Pull out every line below holding the word "against".
# Start of EXTRACTED ENTRIES
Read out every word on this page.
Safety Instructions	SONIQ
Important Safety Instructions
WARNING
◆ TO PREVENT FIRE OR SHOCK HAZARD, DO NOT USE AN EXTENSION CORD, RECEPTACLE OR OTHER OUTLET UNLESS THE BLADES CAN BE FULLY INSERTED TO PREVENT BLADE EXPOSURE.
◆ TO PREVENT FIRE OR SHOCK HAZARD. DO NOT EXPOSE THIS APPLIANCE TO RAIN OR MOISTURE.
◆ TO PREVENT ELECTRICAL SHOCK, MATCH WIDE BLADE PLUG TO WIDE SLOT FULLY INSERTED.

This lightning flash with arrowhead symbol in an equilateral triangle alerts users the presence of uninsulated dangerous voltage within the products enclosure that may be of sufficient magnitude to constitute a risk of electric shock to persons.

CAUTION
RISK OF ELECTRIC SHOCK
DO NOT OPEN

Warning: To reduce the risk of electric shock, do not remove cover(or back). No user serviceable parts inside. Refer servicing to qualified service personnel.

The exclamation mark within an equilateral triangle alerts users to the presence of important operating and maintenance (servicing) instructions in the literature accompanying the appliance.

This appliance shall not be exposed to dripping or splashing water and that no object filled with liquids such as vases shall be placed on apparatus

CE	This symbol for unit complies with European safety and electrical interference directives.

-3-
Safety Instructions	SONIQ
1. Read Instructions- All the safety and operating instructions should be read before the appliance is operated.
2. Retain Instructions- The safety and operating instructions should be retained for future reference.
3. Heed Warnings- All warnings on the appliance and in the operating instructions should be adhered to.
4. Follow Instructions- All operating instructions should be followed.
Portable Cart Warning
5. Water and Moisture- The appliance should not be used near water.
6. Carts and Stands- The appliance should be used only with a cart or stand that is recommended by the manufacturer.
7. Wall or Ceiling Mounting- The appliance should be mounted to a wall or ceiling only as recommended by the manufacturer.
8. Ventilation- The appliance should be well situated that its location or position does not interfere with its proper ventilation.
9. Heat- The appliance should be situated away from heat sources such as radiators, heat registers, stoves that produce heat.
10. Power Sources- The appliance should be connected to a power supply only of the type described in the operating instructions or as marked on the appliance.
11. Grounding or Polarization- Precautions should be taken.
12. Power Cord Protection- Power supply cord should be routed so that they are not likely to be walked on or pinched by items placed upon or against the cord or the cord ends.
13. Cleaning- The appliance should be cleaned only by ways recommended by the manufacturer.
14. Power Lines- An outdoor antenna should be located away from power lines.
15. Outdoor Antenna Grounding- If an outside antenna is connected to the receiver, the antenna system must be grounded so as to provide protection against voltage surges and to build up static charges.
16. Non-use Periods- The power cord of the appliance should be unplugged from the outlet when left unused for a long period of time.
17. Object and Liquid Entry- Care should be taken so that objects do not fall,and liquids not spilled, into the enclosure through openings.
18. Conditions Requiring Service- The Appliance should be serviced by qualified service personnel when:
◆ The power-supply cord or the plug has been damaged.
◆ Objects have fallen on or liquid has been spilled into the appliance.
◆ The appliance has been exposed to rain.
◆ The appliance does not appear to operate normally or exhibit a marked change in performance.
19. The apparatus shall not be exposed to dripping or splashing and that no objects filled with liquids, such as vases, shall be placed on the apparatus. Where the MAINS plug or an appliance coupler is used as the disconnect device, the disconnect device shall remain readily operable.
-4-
# End of EXTRACTED ENTRIES
* **EXERCISE ANSWER**:
12. Power Cord Protection- Power supply cord should be routed so that they are not likely to be walked on or pinched by items placed upon or against the cord or the cord ends.
15. Outdoor Antenna Grounding- If an outside antenna is connected to the receiver, the antenna system must be grounded so as to provide protection against voltage surges and to build up static charges.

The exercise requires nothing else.